§ Extracted data
———
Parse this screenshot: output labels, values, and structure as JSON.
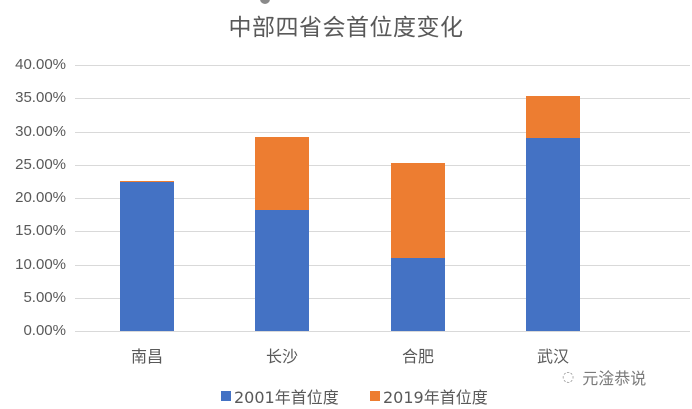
{
  "chart_data": {
    "type": "bar",
    "stacked": true,
    "title": "中部四省会首位度变化",
    "categories": [
      "南昌",
      "长沙",
      "合肥",
      "武汉"
    ],
    "series": [
      {
        "name": "2001年首位度",
        "color": "#4472C4",
        "values": [
          22.4,
          18.2,
          11.0,
          29.0
        ]
      },
      {
        "name": "2019年首位度",
        "color": "#ED7D31",
        "values": [
          0.2,
          11.0,
          14.3,
          6.3
        ]
      }
    ],
    "stack_totals": [
      22.6,
      29.2,
      25.3,
      35.3
    ],
    "xlabel": "",
    "ylabel": "",
    "ylim": [
      0,
      40
    ],
    "yticks": [
      "0.00%",
      "5.00%",
      "10.00%",
      "15.00%",
      "20.00%",
      "25.00%",
      "30.00%",
      "35.00%",
      "40.00%"
    ],
    "grid": true,
    "legend_position": "bottom"
  },
  "watermark": {
    "icon": "wechat-icon",
    "glyph": "◌",
    "text": "元淦恭说"
  }
}
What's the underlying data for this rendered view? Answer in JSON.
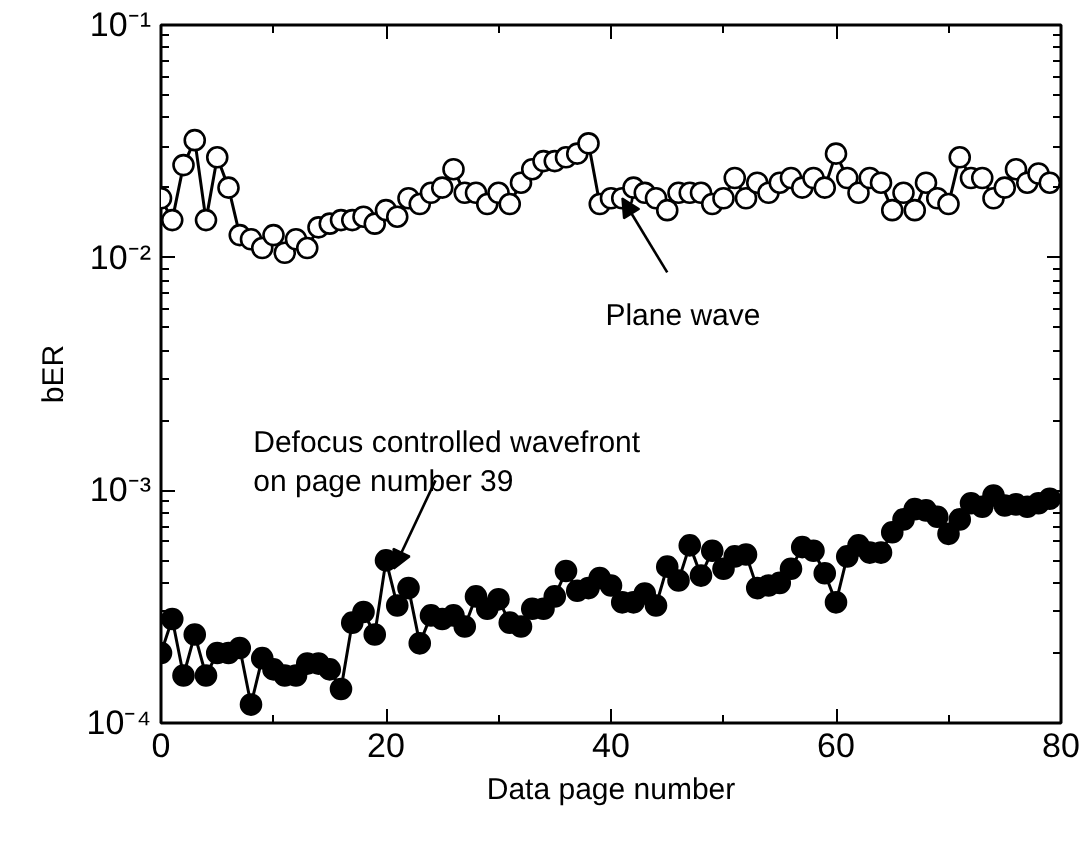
{
  "chart_data": {
    "type": "line",
    "xlabel": "Data page number",
    "ylabel": "bER",
    "log": "y",
    "marker": "circle",
    "line_style": "solid",
    "xlim": [
      0,
      80
    ],
    "xticks": [
      0,
      20,
      40,
      60,
      80
    ],
    "ylim": [
      0.0001,
      0.1
    ],
    "yticks": [
      {
        "value": 0.0001,
        "label": "10⁻⁴"
      },
      {
        "value": 0.001,
        "label": "10⁻³"
      },
      {
        "value": 0.01,
        "label": "10⁻²"
      },
      {
        "value": 0.1,
        "label": "10⁻¹"
      }
    ],
    "x": [
      0,
      1,
      2,
      3,
      4,
      5,
      6,
      7,
      8,
      9,
      10,
      11,
      12,
      13,
      14,
      15,
      16,
      17,
      18,
      19,
      20,
      21,
      22,
      23,
      24,
      25,
      26,
      27,
      28,
      29,
      30,
      31,
      32,
      33,
      34,
      35,
      36,
      37,
      38,
      39,
      40,
      41,
      42,
      43,
      44,
      45,
      46,
      47,
      48,
      49,
      50,
      51,
      52,
      53,
      54,
      55,
      56,
      57,
      58,
      59,
      60,
      61,
      62,
      63,
      64,
      65,
      66,
      67,
      68,
      69,
      70,
      71,
      72,
      73,
      74,
      75,
      76,
      77,
      78,
      79
    ],
    "series": [
      {
        "color": "#000000",
        "values": [
          0.018,
          0.0145,
          0.025,
          0.032,
          0.0145,
          0.027,
          0.02,
          0.0125,
          0.012,
          0.011,
          0.0125,
          0.0105,
          0.012,
          0.011,
          0.0135,
          0.014,
          0.0145,
          0.0145,
          0.015,
          0.014,
          0.016,
          0.015,
          0.018,
          0.017,
          0.019,
          0.02,
          0.024,
          0.019,
          0.019,
          0.017,
          0.019,
          0.017,
          0.021,
          0.024,
          0.026,
          0.026,
          0.027,
          0.028,
          0.031,
          0.017,
          0.018,
          0.018,
          0.02,
          0.019,
          0.018,
          0.016,
          0.019,
          0.019,
          0.019,
          0.017,
          0.018,
          0.022,
          0.018,
          0.021,
          0.019,
          0.021,
          0.022,
          0.02,
          0.022,
          0.02,
          0.028,
          0.022,
          0.019,
          0.022,
          0.021,
          0.016,
          0.019,
          0.016,
          0.021,
          0.018,
          0.017,
          0.027,
          0.022,
          0.022,
          0.018,
          0.02,
          0.024,
          0.021,
          0.023,
          0.021
        ]
      },
      {
        "color": "#000000",
        "values": [
          0.0002,
          0.00028,
          0.00016,
          0.00024,
          0.00016,
          0.0002,
          0.0002,
          0.00021,
          0.00012,
          0.00019,
          0.00017,
          0.00016,
          0.00016,
          0.00018,
          0.00018,
          0.00017,
          0.00014,
          0.00027,
          0.0003,
          0.00024,
          0.0005,
          0.00032,
          0.00038,
          0.00022,
          0.00029,
          0.00028,
          0.00029,
          0.00026,
          0.00035,
          0.00031,
          0.00034,
          0.00027,
          0.00026,
          0.00031,
          0.00031,
          0.00035,
          0.00045,
          0.00037,
          0.00038,
          0.00042,
          0.00039,
          0.00033,
          0.00033,
          0.00036,
          0.00032,
          0.00047,
          0.00041,
          0.00058,
          0.00043,
          0.00055,
          0.00046,
          0.00052,
          0.00053,
          0.00038,
          0.00039,
          0.0004,
          0.00046,
          0.00057,
          0.00055,
          0.00044,
          0.00033,
          0.00052,
          0.00058,
          0.00054,
          0.00054,
          0.00066,
          0.00075,
          0.00083,
          0.00082,
          0.00077,
          0.00065,
          0.00075,
          0.00088,
          0.00085,
          0.00095,
          0.00086,
          0.00087,
          0.00085,
          0.00088,
          0.00092
        ]
      }
    ],
    "annotations": [
      {
        "text": "Plane wave",
        "x": 41,
        "y": 0.018
      },
      {
        "text": "Defocus controlled wavefront\non page number 39",
        "x": 20.7,
        "y": 0.00046
      }
    ]
  }
}
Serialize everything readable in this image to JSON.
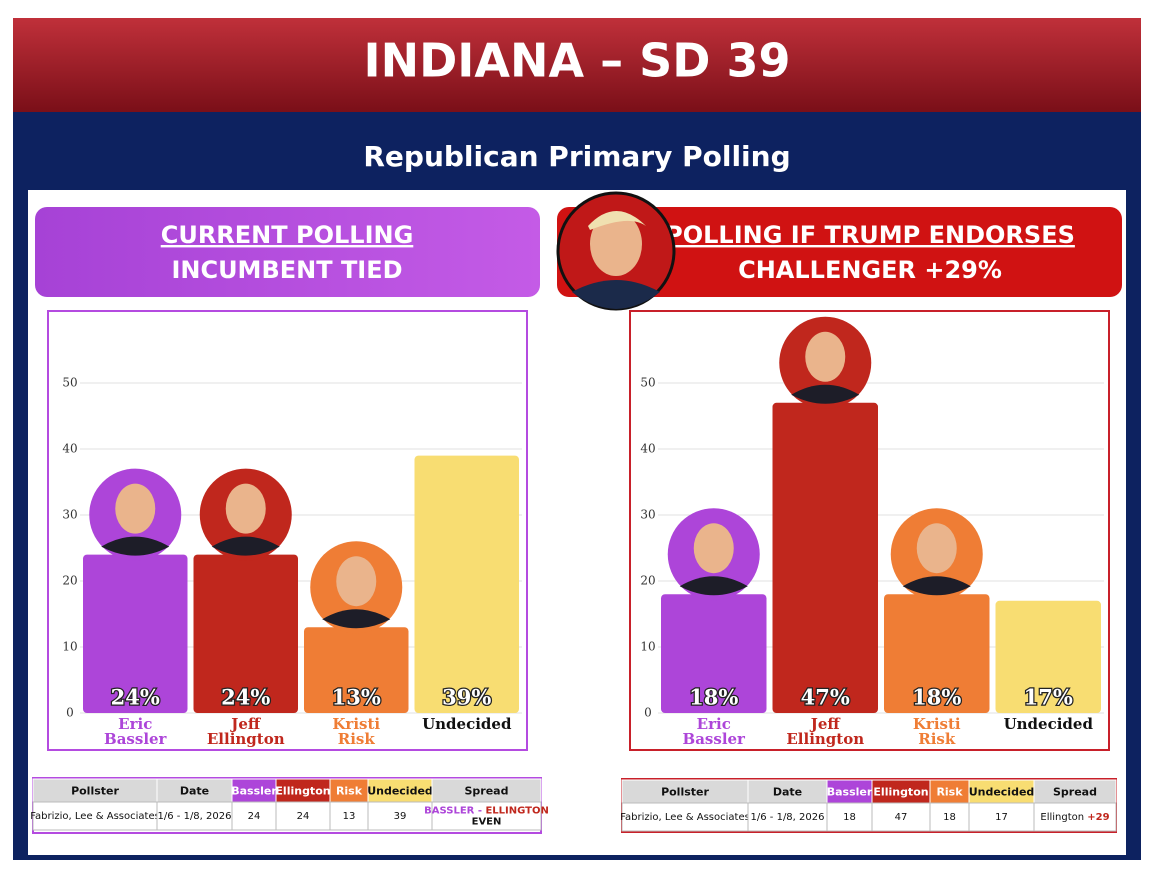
———
§ Set task
Pull out every line in the material above where "page" occurs.

§ Written answer
    "xlabel": "Data page number",
        "text": "Defocus controlled wavefront\non page number 39",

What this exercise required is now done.